━━━ Dataset rows ━━━
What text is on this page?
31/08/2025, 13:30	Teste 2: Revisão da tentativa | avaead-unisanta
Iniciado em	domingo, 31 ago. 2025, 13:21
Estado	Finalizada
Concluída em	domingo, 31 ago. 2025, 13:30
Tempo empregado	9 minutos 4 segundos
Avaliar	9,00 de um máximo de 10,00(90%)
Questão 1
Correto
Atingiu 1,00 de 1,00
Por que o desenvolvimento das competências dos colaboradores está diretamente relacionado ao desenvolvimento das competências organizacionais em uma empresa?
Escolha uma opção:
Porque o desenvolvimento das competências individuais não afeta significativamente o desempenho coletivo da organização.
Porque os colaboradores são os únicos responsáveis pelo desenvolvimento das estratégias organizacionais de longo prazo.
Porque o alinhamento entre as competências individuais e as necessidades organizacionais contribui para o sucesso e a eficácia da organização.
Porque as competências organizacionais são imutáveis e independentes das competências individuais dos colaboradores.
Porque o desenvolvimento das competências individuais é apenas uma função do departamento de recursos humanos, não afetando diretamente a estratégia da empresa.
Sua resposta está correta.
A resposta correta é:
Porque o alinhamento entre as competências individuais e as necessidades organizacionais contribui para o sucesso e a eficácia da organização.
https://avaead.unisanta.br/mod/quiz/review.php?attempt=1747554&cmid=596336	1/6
━━━
━━━ Dataset rows ━━━
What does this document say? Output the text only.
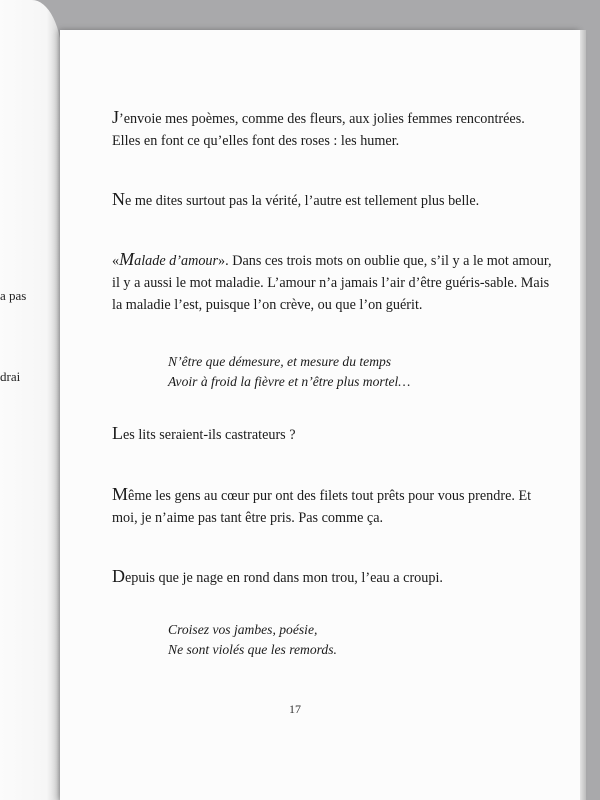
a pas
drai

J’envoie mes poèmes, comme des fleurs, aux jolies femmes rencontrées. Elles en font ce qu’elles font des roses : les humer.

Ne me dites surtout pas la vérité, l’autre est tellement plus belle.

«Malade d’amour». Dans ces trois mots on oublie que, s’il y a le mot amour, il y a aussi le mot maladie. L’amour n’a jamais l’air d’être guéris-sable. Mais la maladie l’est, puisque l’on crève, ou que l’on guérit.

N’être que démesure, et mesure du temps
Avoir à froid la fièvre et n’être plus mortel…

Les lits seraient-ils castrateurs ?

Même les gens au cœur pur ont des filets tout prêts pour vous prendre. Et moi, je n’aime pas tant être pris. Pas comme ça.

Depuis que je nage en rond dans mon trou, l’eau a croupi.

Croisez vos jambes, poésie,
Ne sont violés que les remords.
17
━━━
> [What to do]
Lines of the listing that contain the word "colaboradores" are to be counted; report only their number.

> [Answer to this task]
3